>>>>

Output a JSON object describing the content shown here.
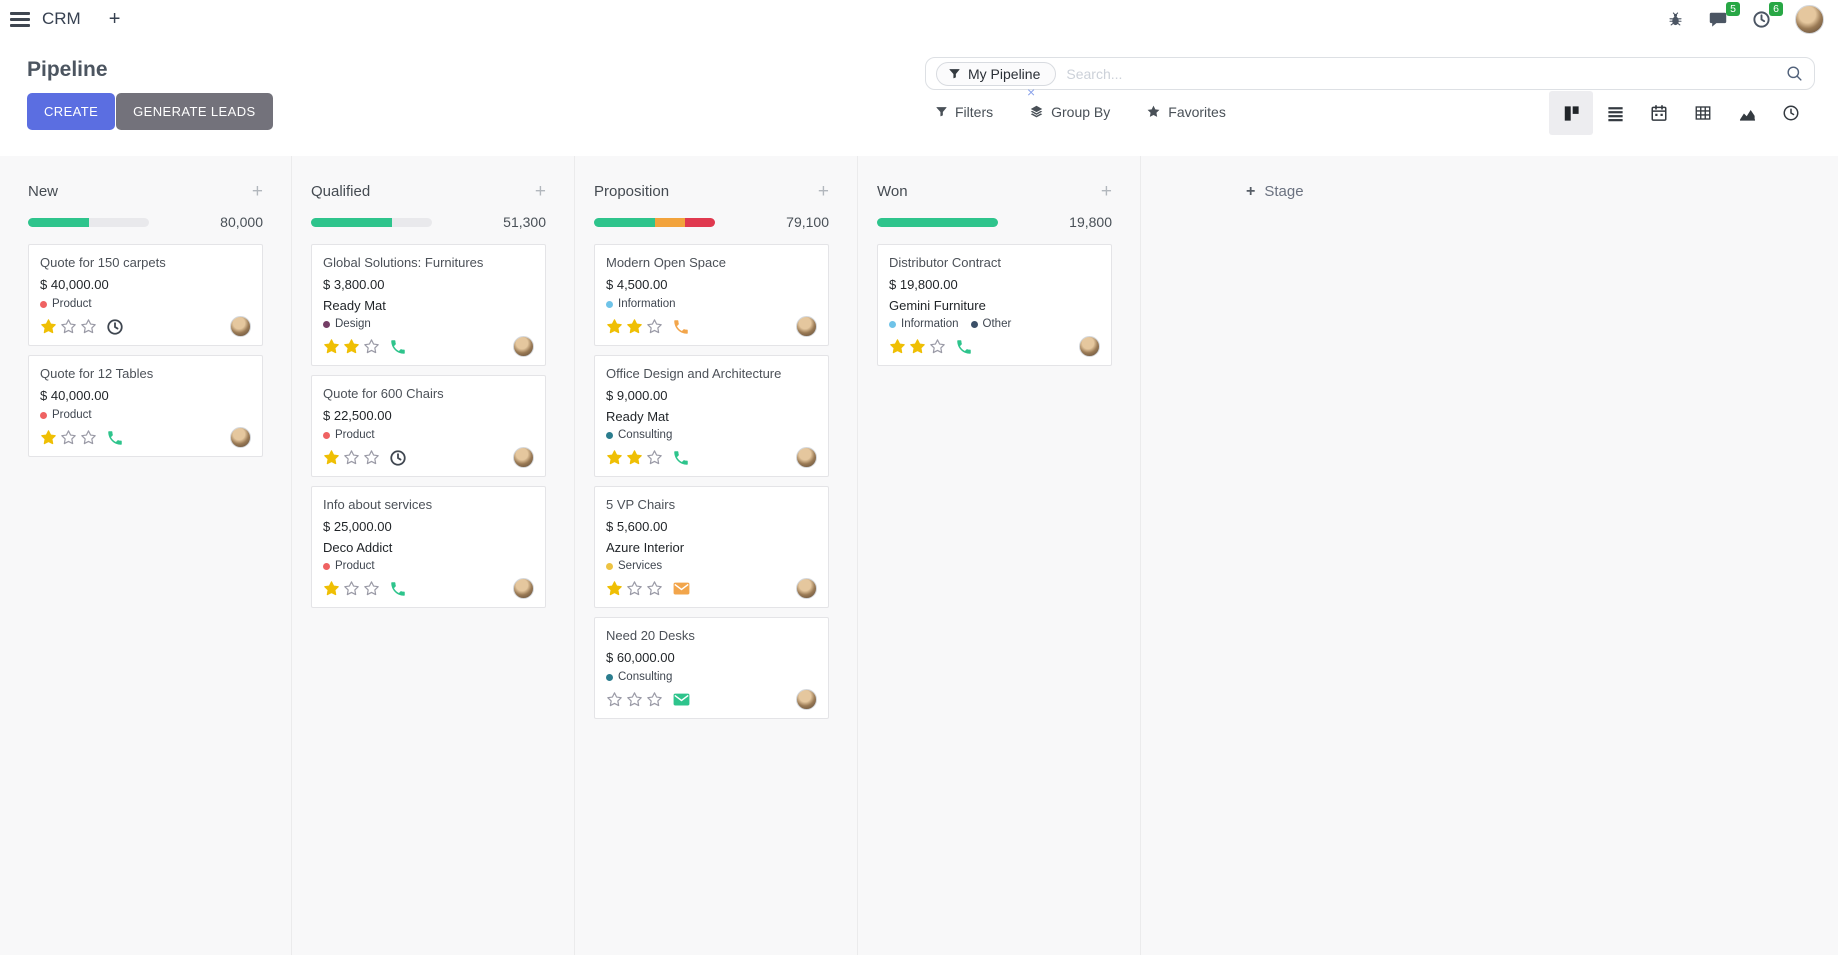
{
  "colors": {
    "primary_button": "#5b6ee1",
    "secondary_button": "#73727b",
    "badge_green": "#28a745",
    "facet_x": "#8aa2ea",
    "star_filled": "#efbf04",
    "star_empty": "#9a9aa6"
  },
  "navbar": {
    "app_title": "CRM",
    "messages_count": "5",
    "activities_count": "6"
  },
  "control_panel": {
    "title": "Pipeline",
    "search": {
      "facet": "My Pipeline",
      "placeholder": "Search..."
    },
    "buttons": {
      "create": "CREATE",
      "generate_leads": "GENERATE LEADS"
    },
    "menus": {
      "filters": "Filters",
      "group_by": "Group By",
      "favorites": "Favorites"
    },
    "view_switcher": [
      "kanban",
      "list",
      "calendar",
      "pivot",
      "graph",
      "activity"
    ],
    "active_view": "kanban"
  },
  "board": {
    "add_stage_label": "Stage",
    "rating_max": 3,
    "columns": [
      {
        "name": "New",
        "total": "80,000",
        "progress": [
          {
            "color": "#2ec48c",
            "pct": 50
          }
        ],
        "cards": [
          {
            "title": "Quote for 150 carpets",
            "amount": "$ 40,000.00",
            "company": null,
            "tags": [
              {
                "label": "Product",
                "color": "#ef6262"
              }
            ],
            "rating": 1,
            "activity": {
              "icon": "clock-icon",
              "color": "#3f4650"
            }
          },
          {
            "title": "Quote for 12 Tables",
            "amount": "$ 40,000.00",
            "company": null,
            "tags": [
              {
                "label": "Product",
                "color": "#ef6262"
              }
            ],
            "rating": 1,
            "activity": {
              "icon": "phone-icon",
              "color": "#2ec48c"
            }
          }
        ]
      },
      {
        "name": "Qualified",
        "total": "51,300",
        "progress": [
          {
            "color": "#2ec48c",
            "pct": 67
          }
        ],
        "cards": [
          {
            "title": "Global Solutions: Furnitures",
            "amount": "$ 3,800.00",
            "company": "Ready Mat",
            "tags": [
              {
                "label": "Design",
                "color": "#753e66"
              }
            ],
            "rating": 2,
            "activity": {
              "icon": "phone-icon",
              "color": "#2ec48c"
            }
          },
          {
            "title": "Quote for 600 Chairs",
            "amount": "$ 22,500.00",
            "company": null,
            "tags": [
              {
                "label": "Product",
                "color": "#ef6262"
              }
            ],
            "rating": 1,
            "activity": {
              "icon": "clock-icon",
              "color": "#3f4650"
            }
          },
          {
            "title": "Info about services",
            "amount": "$ 25,000.00",
            "company": "Deco Addict",
            "tags": [
              {
                "label": "Product",
                "color": "#ef6262"
              }
            ],
            "rating": 1,
            "activity": {
              "icon": "phone-icon",
              "color": "#2ec48c"
            }
          }
        ]
      },
      {
        "name": "Proposition",
        "total": "79,100",
        "progress": [
          {
            "color": "#2ec48c",
            "pct": 50
          },
          {
            "color": "#f2a33c",
            "pct": 25
          },
          {
            "color": "#e0394f",
            "pct": 25
          }
        ],
        "cards": [
          {
            "title": "Modern Open Space",
            "amount": "$ 4,500.00",
            "company": null,
            "tags": [
              {
                "label": "Information",
                "color": "#6fc3e8"
              }
            ],
            "rating": 2,
            "activity": {
              "icon": "phone-icon",
              "color": "#f2a54b"
            }
          },
          {
            "title": "Office Design and Architecture",
            "amount": "$ 9,000.00",
            "company": "Ready Mat",
            "tags": [
              {
                "label": "Consulting",
                "color": "#2b7d8e"
              }
            ],
            "rating": 2,
            "activity": {
              "icon": "phone-icon",
              "color": "#2ec48c"
            }
          },
          {
            "title": "5 VP Chairs",
            "amount": "$ 5,600.00",
            "company": "Azure Interior",
            "tags": [
              {
                "label": "Services",
                "color": "#edc342"
              }
            ],
            "rating": 1,
            "activity": {
              "icon": "envelope-icon",
              "color": "#f2a54b"
            }
          },
          {
            "title": "Need 20 Desks",
            "amount": "$ 60,000.00",
            "company": null,
            "tags": [
              {
                "label": "Consulting",
                "color": "#2b7d8e"
              }
            ],
            "rating": 0,
            "activity": {
              "icon": "envelope-icon",
              "color": "#2ec48c"
            }
          }
        ]
      },
      {
        "name": "Won",
        "total": "19,800",
        "progress": [
          {
            "color": "#2ec48c",
            "pct": 100
          }
        ],
        "cards": [
          {
            "title": "Distributor Contract",
            "amount": "$ 19,800.00",
            "company": "Gemini Furniture",
            "tags": [
              {
                "label": "Information",
                "color": "#6fc3e8"
              },
              {
                "label": "Other",
                "color": "#3b5068"
              }
            ],
            "rating": 2,
            "activity": {
              "icon": "phone-icon",
              "color": "#2ec48c"
            }
          }
        ]
      }
    ]
  }
}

<<<<

**Your objective:** Write out every entry again word for word, without any of the pictures.

**The response:**
Output a JSON object describing the content shown here.
{
  "colors": {
    "primary_button": "#5b6ee1",
    "secondary_button": "#73727b",
    "badge_green": "#28a745",
    "facet_x": "#8aa2ea",
    "star_filled": "#efbf04",
    "star_empty": "#9a9aa6"
  },
  "navbar": {
    "app_title": "CRM",
    "messages_count": "5",
    "activities_count": "6"
  },
  "control_panel": {
    "title": "Pipeline",
    "search": {
      "facet": "My Pipeline",
      "placeholder": "Search..."
    },
    "buttons": {
      "create": "CREATE",
      "generate_leads": "GENERATE LEADS"
    },
    "menus": {
      "filters": "Filters",
      "group_by": "Group By",
      "favorites": "Favorites"
    },
    "view_switcher": [
      "kanban",
      "list",
      "calendar",
      "pivot",
      "graph",
      "activity"
    ],
    "active_view": "kanban"
  },
  "board": {
    "add_stage_label": "Stage",
    "rating_max": 3,
    "columns": [
      {
        "name": "New",
        "total": "80,000",
        "progress": [
          {
            "color": "#2ec48c",
            "pct": 50
          }
        ],
        "cards": [
          {
            "title": "Quote for 150 carpets",
            "amount": "$ 40,000.00",
            "company": null,
            "tags": [
              {
                "label": "Product",
                "color": "#ef6262"
              }
            ],
            "rating": 1,
            "activity": {
              "icon": "clock-icon",
              "color": "#3f4650"
            }
          },
          {
            "title": "Quote for 12 Tables",
            "amount": "$ 40,000.00",
            "company": null,
            "tags": [
              {
                "label": "Product",
                "color": "#ef6262"
              }
            ],
            "rating": 1,
            "activity": {
              "icon": "phone-icon",
              "color": "#2ec48c"
            }
          }
        ]
      },
      {
        "name": "Qualified",
        "total": "51,300",
        "progress": [
          {
            "color": "#2ec48c",
            "pct": 67
          }
        ],
        "cards": [
          {
            "title": "Global Solutions: Furnitures",
            "amount": "$ 3,800.00",
            "company": "Ready Mat",
            "tags": [
              {
                "label": "Design",
                "color": "#753e66"
              }
            ],
            "rating": 2,
            "activity": {
              "icon": "phone-icon",
              "color": "#2ec48c"
            }
          },
          {
            "title": "Quote for 600 Chairs",
            "amount": "$ 22,500.00",
            "company": null,
            "tags": [
              {
                "label": "Product",
                "color": "#ef6262"
              }
            ],
            "rating": 1,
            "activity": {
              "icon": "clock-icon",
              "color": "#3f4650"
            }
          },
          {
            "title": "Info about services",
            "amount": "$ 25,000.00",
            "company": "Deco Addict",
            "tags": [
              {
                "label": "Product",
                "color": "#ef6262"
              }
            ],
            "rating": 1,
            "activity": {
              "icon": "phone-icon",
              "color": "#2ec48c"
            }
          }
        ]
      },
      {
        "name": "Proposition",
        "total": "79,100",
        "progress": [
          {
            "color": "#2ec48c",
            "pct": 50
          },
          {
            "color": "#f2a33c",
            "pct": 25
          },
          {
            "color": "#e0394f",
            "pct": 25
          }
        ],
        "cards": [
          {
            "title": "Modern Open Space",
            "amount": "$ 4,500.00",
            "company": null,
            "tags": [
              {
                "label": "Information",
                "color": "#6fc3e8"
              }
            ],
            "rating": 2,
            "activity": {
              "icon": "phone-icon",
              "color": "#f2a54b"
            }
          },
          {
            "title": "Office Design and Architecture",
            "amount": "$ 9,000.00",
            "company": "Ready Mat",
            "tags": [
              {
                "label": "Consulting",
                "color": "#2b7d8e"
              }
            ],
            "rating": 2,
            "activity": {
              "icon": "phone-icon",
              "color": "#2ec48c"
            }
          },
          {
            "title": "5 VP Chairs",
            "amount": "$ 5,600.00",
            "company": "Azure Interior",
            "tags": [
              {
                "label": "Services",
                "color": "#edc342"
              }
            ],
            "rating": 1,
            "activity": {
              "icon": "envelope-icon",
              "color": "#f2a54b"
            }
          },
          {
            "title": "Need 20 Desks",
            "amount": "$ 60,000.00",
            "company": null,
            "tags": [
              {
                "label": "Consulting",
                "color": "#2b7d8e"
              }
            ],
            "rating": 0,
            "activity": {
              "icon": "envelope-icon",
              "color": "#2ec48c"
            }
          }
        ]
      },
      {
        "name": "Won",
        "total": "19,800",
        "progress": [
          {
            "color": "#2ec48c",
            "pct": 100
          }
        ],
        "cards": [
          {
            "title": "Distributor Contract",
            "amount": "$ 19,800.00",
            "company": "Gemini Furniture",
            "tags": [
              {
                "label": "Information",
                "color": "#6fc3e8"
              },
              {
                "label": "Other",
                "color": "#3b5068"
              }
            ],
            "rating": 2,
            "activity": {
              "icon": "phone-icon",
              "color": "#2ec48c"
            }
          }
        ]
      }
    ]
  }
}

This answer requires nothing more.